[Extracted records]
+--
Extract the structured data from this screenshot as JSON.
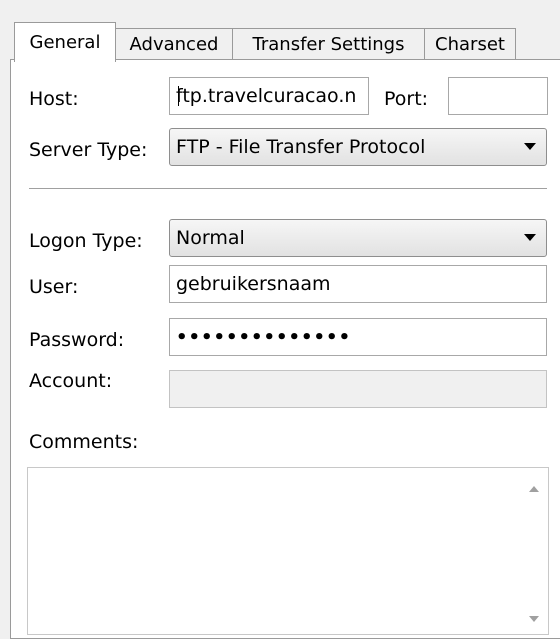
{
  "tabs": [
    {
      "label": "General",
      "active": true
    },
    {
      "label": "Advanced",
      "active": false
    },
    {
      "label": "Transfer Settings",
      "active": false
    },
    {
      "label": "Charset",
      "active": false
    }
  ],
  "host": {
    "label": "Host:",
    "value": "ftp.travelcuracao.n"
  },
  "port": {
    "label": "Port:",
    "value": ""
  },
  "server_type": {
    "label": "Server Type:",
    "value": "FTP - File Transfer Protocol"
  },
  "logon_type": {
    "label": "Logon Type:",
    "value": "Normal"
  },
  "user": {
    "label": "User:",
    "value": "gebruikersnaam"
  },
  "password": {
    "label": "Password:",
    "value": "••••••••••••••"
  },
  "account": {
    "label": "Account:",
    "value": ""
  },
  "comments": {
    "label": "Comments:",
    "value": ""
  }
}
+--
> _Problem details_: Find the lines containing "label" and list every one of them.

> _Result of the exercise_:
      "label": "General",
      "label": "Advanced",
      "label": "Transfer Settings",
      "label": "Charset",
    "label": "Host:",
    "label": "Port:",
    "label": "Server Type:",
    "label": "Logon Type:",
    "label": "User:",
    "label": "Password:",
    "label": "Account:",
    "label": "Comments:",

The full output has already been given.